Output the data word for word, dropping every image.

***

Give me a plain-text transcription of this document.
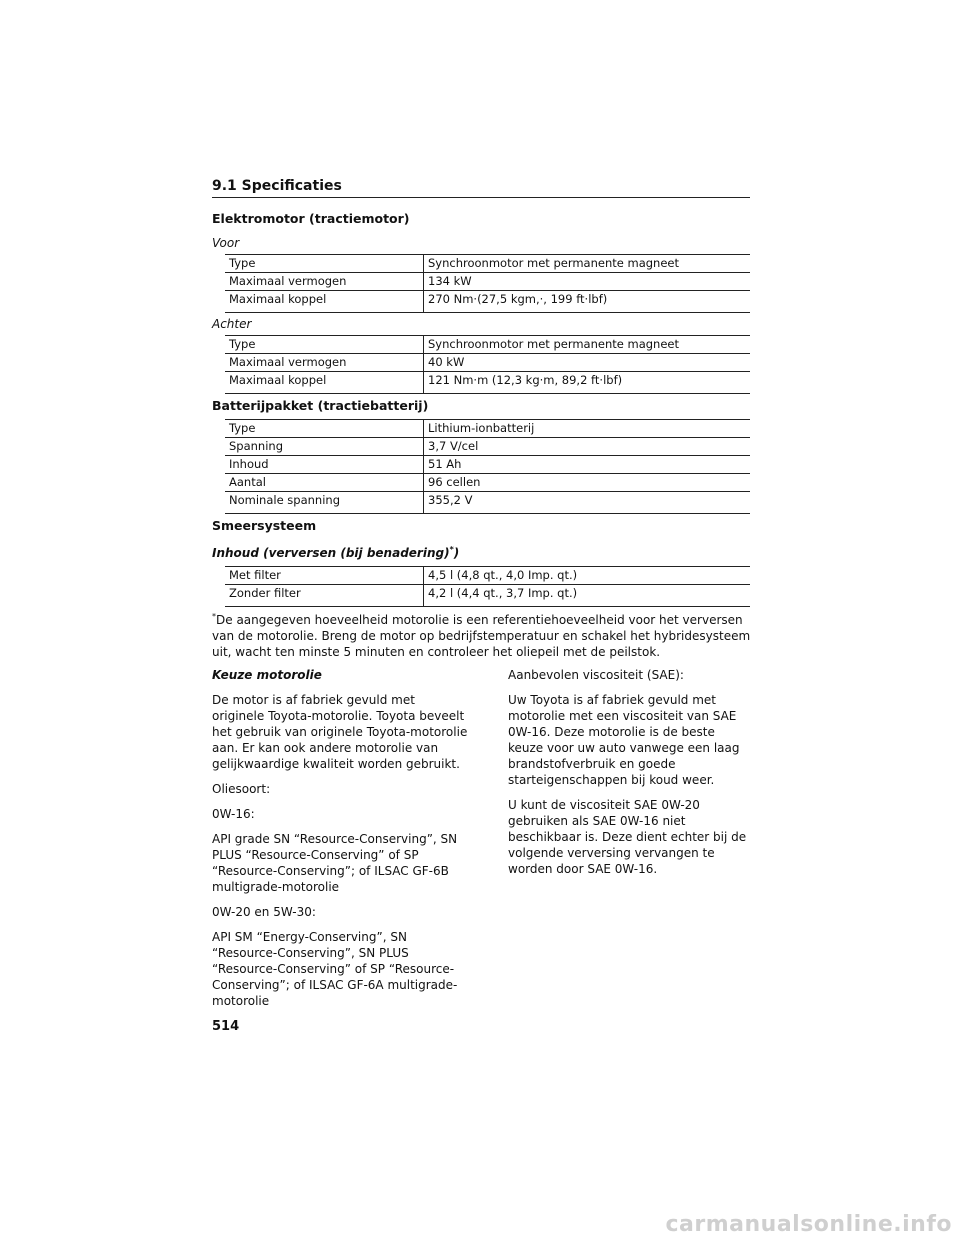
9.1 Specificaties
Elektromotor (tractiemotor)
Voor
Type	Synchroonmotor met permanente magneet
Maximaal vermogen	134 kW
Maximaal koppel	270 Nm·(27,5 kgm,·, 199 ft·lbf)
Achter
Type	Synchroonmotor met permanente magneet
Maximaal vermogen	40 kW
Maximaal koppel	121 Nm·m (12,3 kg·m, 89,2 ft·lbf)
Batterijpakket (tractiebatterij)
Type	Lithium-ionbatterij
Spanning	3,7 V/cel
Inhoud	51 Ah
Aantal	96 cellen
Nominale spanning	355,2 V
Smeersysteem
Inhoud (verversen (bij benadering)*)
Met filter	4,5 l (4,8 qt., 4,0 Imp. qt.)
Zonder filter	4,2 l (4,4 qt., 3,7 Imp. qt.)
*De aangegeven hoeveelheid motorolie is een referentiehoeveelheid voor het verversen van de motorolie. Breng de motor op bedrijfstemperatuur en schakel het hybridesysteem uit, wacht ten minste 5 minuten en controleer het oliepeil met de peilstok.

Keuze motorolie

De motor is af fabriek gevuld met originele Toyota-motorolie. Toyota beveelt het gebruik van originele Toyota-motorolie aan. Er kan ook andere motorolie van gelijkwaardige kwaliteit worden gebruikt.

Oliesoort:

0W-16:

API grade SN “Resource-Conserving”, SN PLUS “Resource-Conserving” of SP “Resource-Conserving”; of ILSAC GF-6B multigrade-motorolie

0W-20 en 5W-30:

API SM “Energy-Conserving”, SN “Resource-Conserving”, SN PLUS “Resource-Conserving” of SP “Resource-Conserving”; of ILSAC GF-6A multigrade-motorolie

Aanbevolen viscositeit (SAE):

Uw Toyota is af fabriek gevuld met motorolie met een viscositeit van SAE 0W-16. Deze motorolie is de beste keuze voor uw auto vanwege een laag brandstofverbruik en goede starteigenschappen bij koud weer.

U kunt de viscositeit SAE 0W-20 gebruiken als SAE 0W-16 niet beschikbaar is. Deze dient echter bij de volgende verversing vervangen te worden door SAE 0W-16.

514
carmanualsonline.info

***

### Output of the exercise
Give me a plain-text transcription of this document.
9.1 Specificaties
Elektromotor (tractiemotor)
Voor
Type	Synchroonmotor met permanente magneet
Maximaal vermogen	134 kW
Maximaal koppel	270 Nm·(27,5 kgm,·, 199 ft·lbf)
Achter
Type	Synchroonmotor met permanente magneet
Maximaal vermogen	40 kW
Maximaal koppel	121 Nm·m (12,3 kg·m, 89,2 ft·lbf)
Batterijpakket (tractiebatterij)
Type	Lithium-ionbatterij
Spanning	3,7 V/cel
Inhoud	51 Ah
Aantal	96 cellen
Nominale spanning	355,2 V
Smeersysteem
Inhoud (verversen (bij benadering)*)
Met filter	4,5 l (4,8 qt., 4,0 Imp. qt.)
Zonder filter	4,2 l (4,4 qt., 3,7 Imp. qt.)
*De aangegeven hoeveelheid motorolie is een referentiehoeveelheid voor het verversen van de motorolie. Breng de motor op bedrijfstemperatuur en schakel het hybridesysteem uit, wacht ten minste 5 minuten en controleer het oliepeil met de peilstok.

Keuze motorolie

De motor is af fabriek gevuld met originele Toyota-motorolie. Toyota beveelt het gebruik van originele Toyota-motorolie aan. Er kan ook andere motorolie van gelijkwaardige kwaliteit worden gebruikt.

Oliesoort:

0W-16:

API grade SN “Resource-Conserving”, SN PLUS “Resource-Conserving” of SP “Resource-Conserving”; of ILSAC GF-6B multigrade-motorolie

0W-20 en 5W-30:

API SM “Energy-Conserving”, SN “Resource-Conserving”, SN PLUS “Resource-Conserving” of SP “Resource-Conserving”; of ILSAC GF-6A multigrade-motorolie

Aanbevolen viscositeit (SAE):

Uw Toyota is af fabriek gevuld met motorolie met een viscositeit van SAE 0W-16. Deze motorolie is de beste keuze voor uw auto vanwege een laag brandstofverbruik en goede starteigenschappen bij koud weer.

U kunt de viscositeit SAE 0W-20 gebruiken als SAE 0W-16 niet beschikbaar is. Deze dient echter bij de volgende verversing vervangen te worden door SAE 0W-16.

514
carmanualsonline.info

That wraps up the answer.